### Do this
The records that follow are to be transcribed in full, without their images.

### Excerpted data
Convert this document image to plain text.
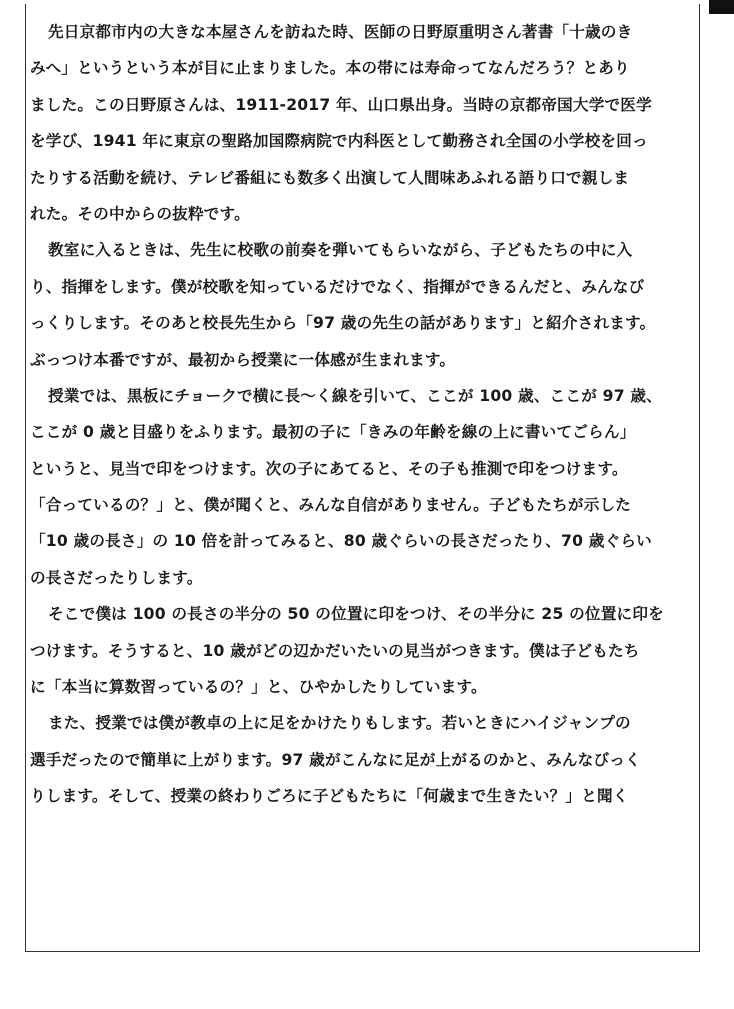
先日京都市内の大きな本屋さんを訪ねた時、医師の日野原重明さん著書「十歳のき
みへ」というという本が目に止まりました。本の帯には寿命ってなんだろう？とあり
ました。この日野原さんは、1911-2017 年、山口県出身。当時の京都帝国大学で医学
を学び、1941 年に東京の聖路加国際病院で内科医として勤務され全国の小学校を回っ
たりする活動を続け、テレビ番組にも数多く出演して人間味あふれる語り口で親しま
れた。その中からの抜粋です。
教室に入るときは、先生に校歌の前奏を弾いてもらいながら、子どもたちの中に入
り、指揮をします。僕が校歌を知っているだけでなく、指揮ができるんだと、みんなび
っくりします。そのあと校長先生から「97 歳の先生の話があります」と紹介されます。
ぶっつけ本番ですが、最初から授業に一体感が生まれます。
授業では、黒板にチョークで横に長～く線を引いて、ここが 100 歳、ここが 97 歳、
ここが 0 歳と目盛りをふります。最初の子に「きみの年齢を線の上に書いてごらん」
というと、見当で印をつけます。次の子にあてると、その子も推測で印をつけます。
「合っているの？」と、僕が聞くと、みんな自信がありません。子どもたちが示した
「10 歳の長さ」の 10 倍を計ってみると、80 歳ぐらいの長さだったり、70 歳ぐらい
の長さだったりします。
そこで僕は 100 の長さの半分の 50 の位置に印をつけ、その半分に 25 の位置に印を
つけます。そうすると、10 歳がどの辺かだいたいの見当がつきます。僕は子どもたち
に「本当に算数習っているの？」と、ひやかしたりしています。
また、授業では僕が教卓の上に足をかけたりもします。若いときにハイジャンプの
選手だったので簡単に上がります。97 歳がこんなに足が上がるのかと、みんなびっく
りします。そして、授業の終わりごろに子どもたちに「何歳まで生きたい？」と聞く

### Result for this task
Convert this document image to plain text.
先日京都市内の大きな本屋さんを訪ねた時、医師の日野原重明さん著書「十歳のき
みへ」というという本が目に止まりました。本の帯には寿命ってなんだろう？とあり
ました。この日野原さんは、1911-2017 年、山口県出身。当時の京都帝国大学で医学
を学び、1941 年に東京の聖路加国際病院で内科医として勤務され全国の小学校を回っ
たりする活動を続け、テレビ番組にも数多く出演して人間味あふれる語り口で親しま
れた。その中からの抜粋です。
教室に入るときは、先生に校歌の前奏を弾いてもらいながら、子どもたちの中に入
り、指揮をします。僕が校歌を知っているだけでなく、指揮ができるんだと、みんなび
っくりします。そのあと校長先生から「97 歳の先生の話があります」と紹介されます。
ぶっつけ本番ですが、最初から授業に一体感が生まれます。
授業では、黒板にチョークで横に長～く線を引いて、ここが 100 歳、ここが 97 歳、
ここが 0 歳と目盛りをふります。最初の子に「きみの年齢を線の上に書いてごらん」
というと、見当で印をつけます。次の子にあてると、その子も推測で印をつけます。
「合っているの？」と、僕が聞くと、みんな自信がありません。子どもたちが示した
「10 歳の長さ」の 10 倍を計ってみると、80 歳ぐらいの長さだったり、70 歳ぐらい
の長さだったりします。
そこで僕は 100 の長さの半分の 50 の位置に印をつけ、その半分に 25 の位置に印を
つけます。そうすると、10 歳がどの辺かだいたいの見当がつきます。僕は子どもたち
に「本当に算数習っているの？」と、ひやかしたりしています。
また、授業では僕が教卓の上に足をかけたりもします。若いときにハイジャンプの
選手だったので簡単に上がります。97 歳がこんなに足が上がるのかと、みんなびっく
りします。そして、授業の終わりごろに子どもたちに「何歳まで生きたい？」と聞く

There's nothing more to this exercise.